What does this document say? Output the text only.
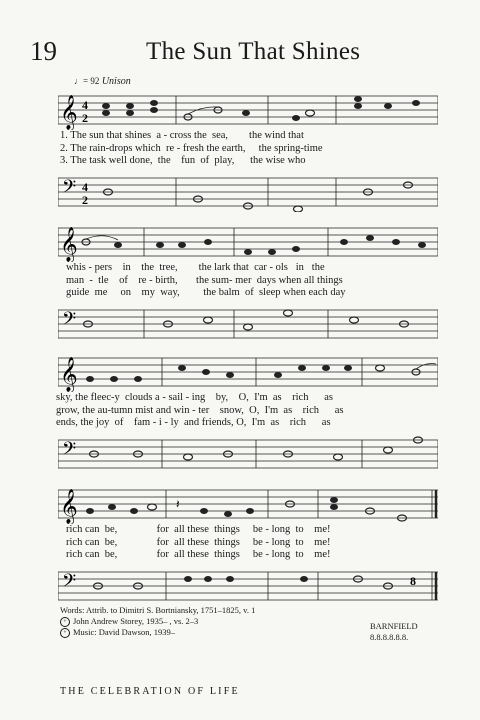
19	The Sun That Shines
♩= 92 Unison
𝄞 4
2
1. The sun that shines  a - cross the  sea,        the wind that
2. The rain-drops which  re - fresh the earth,     the spring-time
3. The task well done,  the    fun  of  play,      the wise who
𝄢 4
2
𝄞
whis - pers    in    the  tree,        the lark that  car - ols   in   the
man  -  tle    of    re - birth,       the sum- mer  days when all things
guide  me     on    my  way,         the balm  of  sleep when each day
𝄢
𝄞
sky, the fleec-y  clouds a - sail - ing    by,    O,  I'm  as    rich      as
grow, the au-tumn mist and win - ter    snow,  O,  I'm  as    rich      as
ends, the joy  of    fam - i - ly  and friends, O,  I'm  as    rich      as
𝄢
𝄞	𝄽
rich can  be,               for  all these  things     be - long  to    me!
rich can  be,               for  all these  things     be - long  to    me!
rich can  be,               for  all these  things     be - long  to    me!
𝄢	8
Words: Attrib. to Dimitri S. Bortniansky, 1751–1825, v. 1
+ John Andrew Storey, 1935– , vs. 2–3
+ Music: David Dawson, 1939–
BARNFIELD
8.8.8.8.8.8.
THE CELEBRATION OF LIFE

Instructions for the task: Exclude the images and reproduce the remaining data exactly.

Written reply:
What does this document say? Output the text only.
19	The Sun That Shines
♩= 92 Unison
𝄞 4
2
1. The sun that shines  a - cross the  sea,        the wind that
2. The rain-drops which  re - fresh the earth,     the spring-time
3. The task well done,  the    fun  of  play,      the wise who
𝄢 4
2
𝄞
whis - pers    in    the  tree,        the lark that  car - ols   in   the
man  -  tle    of    re - birth,       the sum- mer  days when all things
guide  me     on    my  way,         the balm  of  sleep when each day
𝄢
𝄞
sky, the fleec-y  clouds a - sail - ing    by,    O,  I'm  as    rich      as
grow, the au-tumn mist and win - ter    snow,  O,  I'm  as    rich      as
ends, the joy  of    fam - i - ly  and friends, O,  I'm  as    rich      as
𝄢
𝄞	𝄽
rich can  be,               for  all these  things     be - long  to    me!
rich can  be,               for  all these  things     be - long  to    me!
rich can  be,               for  all these  things     be - long  to    me!
𝄢	8
Words: Attrib. to Dimitri S. Bortniansky, 1751–1825, v. 1
+ John Andrew Storey, 1935– , vs. 2–3
+ Music: David Dawson, 1939–
BARNFIELD
8.8.8.8.8.8.
THE CELEBRATION OF LIFE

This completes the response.